◆ **GIVEN EXERCISE 1**
Which people are named in the media quotes post below? Give each full name.

Showing posts with label Fergal Keane. Show all posts
Showing posts with label Fergal Keane. Show all posts

Thursday, 30 January 2020

Media Quotes of the Week: From 450 jobs go as BBC News puts focus on digital to Chancellor will look at tax incentives for news publishing industry




Director of BBC News, Fran Unsworth, after the corporation announced around 450 jobs will be cut from BBC News under plans to complete its £80m savings target by 2022. "The BBC has to face up to the changing way audiences are using us. We need to reshape BBC News for the next five to 10 years in a way which saves substantial amounts of money. We are spending too much of our resources on traditional linear broadcasting and not enough on digital."
  • NUJ general secretary Michelle Stanistreet in a statement on The BBC cuts: “These damaging cuts are part of an existential threat to the BBC, and a direct consequence of the last disastrous, secret licence fee deal the BBC agreed with the government. This is before the impact of taking over responsibility for the over-75s licences kicks in. Against this backdrop, the BBC’s very existence is being threatened with public service broadcasting under unprecedented threat."

[Data records]
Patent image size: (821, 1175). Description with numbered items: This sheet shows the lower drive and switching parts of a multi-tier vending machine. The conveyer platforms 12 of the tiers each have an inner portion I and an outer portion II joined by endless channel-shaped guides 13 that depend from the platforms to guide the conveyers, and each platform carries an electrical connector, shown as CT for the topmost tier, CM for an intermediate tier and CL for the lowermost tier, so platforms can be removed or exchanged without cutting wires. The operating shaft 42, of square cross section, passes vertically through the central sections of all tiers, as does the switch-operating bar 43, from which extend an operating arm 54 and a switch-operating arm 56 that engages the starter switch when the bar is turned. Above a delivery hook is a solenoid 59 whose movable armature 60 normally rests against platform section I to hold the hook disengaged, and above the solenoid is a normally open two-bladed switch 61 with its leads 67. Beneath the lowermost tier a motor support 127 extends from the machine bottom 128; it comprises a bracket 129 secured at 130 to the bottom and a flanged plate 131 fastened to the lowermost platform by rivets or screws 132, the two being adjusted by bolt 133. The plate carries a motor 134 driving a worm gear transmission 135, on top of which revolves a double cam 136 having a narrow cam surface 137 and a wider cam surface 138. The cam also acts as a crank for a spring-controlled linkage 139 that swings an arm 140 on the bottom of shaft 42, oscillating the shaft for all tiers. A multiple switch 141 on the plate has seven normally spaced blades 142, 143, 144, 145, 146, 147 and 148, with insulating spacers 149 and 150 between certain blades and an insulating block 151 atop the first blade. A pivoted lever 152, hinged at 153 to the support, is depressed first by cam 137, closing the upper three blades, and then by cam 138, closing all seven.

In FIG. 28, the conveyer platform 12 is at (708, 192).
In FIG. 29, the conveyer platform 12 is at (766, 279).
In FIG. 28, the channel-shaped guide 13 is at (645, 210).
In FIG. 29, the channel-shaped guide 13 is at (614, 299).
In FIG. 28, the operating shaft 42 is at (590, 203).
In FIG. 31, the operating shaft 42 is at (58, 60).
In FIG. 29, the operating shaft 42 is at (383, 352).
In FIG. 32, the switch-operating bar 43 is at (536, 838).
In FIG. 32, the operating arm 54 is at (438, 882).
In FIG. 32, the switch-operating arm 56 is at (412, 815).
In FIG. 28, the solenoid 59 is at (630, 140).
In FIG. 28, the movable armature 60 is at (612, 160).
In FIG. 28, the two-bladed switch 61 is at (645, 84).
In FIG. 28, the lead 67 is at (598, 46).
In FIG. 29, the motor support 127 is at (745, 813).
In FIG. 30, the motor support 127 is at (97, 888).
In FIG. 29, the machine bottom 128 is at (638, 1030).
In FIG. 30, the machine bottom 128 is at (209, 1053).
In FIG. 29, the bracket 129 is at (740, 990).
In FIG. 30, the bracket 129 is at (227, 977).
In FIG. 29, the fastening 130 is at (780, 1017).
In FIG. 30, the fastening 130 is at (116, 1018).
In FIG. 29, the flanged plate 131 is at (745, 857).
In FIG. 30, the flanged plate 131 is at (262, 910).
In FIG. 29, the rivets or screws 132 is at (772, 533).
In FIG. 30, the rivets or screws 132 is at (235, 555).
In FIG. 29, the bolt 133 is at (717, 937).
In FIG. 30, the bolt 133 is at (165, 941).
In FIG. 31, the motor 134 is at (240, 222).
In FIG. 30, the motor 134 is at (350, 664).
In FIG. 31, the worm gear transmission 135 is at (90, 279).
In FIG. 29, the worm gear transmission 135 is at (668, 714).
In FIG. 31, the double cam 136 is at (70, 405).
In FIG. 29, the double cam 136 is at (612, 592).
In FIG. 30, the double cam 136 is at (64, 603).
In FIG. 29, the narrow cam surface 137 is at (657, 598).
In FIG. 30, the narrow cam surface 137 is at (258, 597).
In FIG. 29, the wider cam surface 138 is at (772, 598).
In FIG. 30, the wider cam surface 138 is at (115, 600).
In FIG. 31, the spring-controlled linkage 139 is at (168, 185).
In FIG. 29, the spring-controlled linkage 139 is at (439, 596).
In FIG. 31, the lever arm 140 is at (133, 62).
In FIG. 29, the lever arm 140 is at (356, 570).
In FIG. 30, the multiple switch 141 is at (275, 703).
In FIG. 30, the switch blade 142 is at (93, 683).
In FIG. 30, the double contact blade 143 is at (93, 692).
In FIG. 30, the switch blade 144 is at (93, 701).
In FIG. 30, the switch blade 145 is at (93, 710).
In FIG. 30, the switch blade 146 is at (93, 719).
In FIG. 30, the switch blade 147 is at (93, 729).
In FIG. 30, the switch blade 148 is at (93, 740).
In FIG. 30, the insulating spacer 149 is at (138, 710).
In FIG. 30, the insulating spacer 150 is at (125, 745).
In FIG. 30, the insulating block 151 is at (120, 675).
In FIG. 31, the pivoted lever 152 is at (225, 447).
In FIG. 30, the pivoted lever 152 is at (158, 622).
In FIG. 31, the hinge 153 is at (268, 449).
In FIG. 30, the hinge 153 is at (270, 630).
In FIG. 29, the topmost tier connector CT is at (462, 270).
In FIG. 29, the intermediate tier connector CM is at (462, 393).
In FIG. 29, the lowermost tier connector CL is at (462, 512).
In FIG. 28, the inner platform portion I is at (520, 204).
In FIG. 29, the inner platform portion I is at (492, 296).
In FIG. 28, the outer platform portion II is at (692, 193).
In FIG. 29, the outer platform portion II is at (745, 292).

◆ **GIVEN EXERCISE 2**
Echo the listing from its start down to the line containing "In FIG. 28, the conveyer", with both ends included.

◆ **RESPONSE 1**
Fergal Keane, Fran Unsworth, Michelle Stanistreet

◆ **RESPONSE 2**
Patent image size: (821, 1175). Description with numbered items: This sheet shows the lower drive and switching parts of a multi-tier vending machine. The conveyer platforms 12 of the tiers each have an inner portion I and an outer portion II joined by endless channel-shaped guides 13 that depend from the platforms to guide the conveyers, and each platform carries an electrical connector, shown as CT for the topmost tier, CM for an intermediate tier and CL for the lowermost tier, so platforms can be removed or exchanged without cutting wires. The operating shaft 42, of square cross section, passes vertically through the central sections of all tiers, as does the switch-operating bar 43, from which extend an operating arm 54 and a switch-operating arm 56 that engages the starter switch when the bar is turned. Above a delivery hook is a solenoid 59 whose movable armature 60 normally rests against platform section I to hold the hook disengaged, and above the solenoid is a normally open two-bladed switch 61 with its leads 67. Beneath the lowermost tier a motor support 127 extends from the machine bottom 128; it comprises a bracket 129 secured at 130 to the bottom and a flanged plate 131 fastened to the lowermost platform by rivets or screws 132, the two being adjusted by bolt 133. The plate carries a motor 134 driving a worm gear transmission 135, on top of which revolves a double cam 136 having a narrow cam surface 137 and a wider cam surface 138. The cam also acts as a crank for a spring-controlled linkage 139 that swings an arm 140 on the bottom of shaft 42, oscillating the shaft for all tiers. A multiple switch 141 on the plate has seven normally spaced blades 142, 143, 144, 145, 146, 147 and 148, with insulating spacers 149 and 150 between certain blades and an insulating block 151 atop the first blade. A pivoted lever 152, hinged at 153 to the support, is depressed first by cam 137, closing the upper three blades, and then by cam 138, closing all seven.

In FIG. 28, the conveyer platform 12 is at (708, 192).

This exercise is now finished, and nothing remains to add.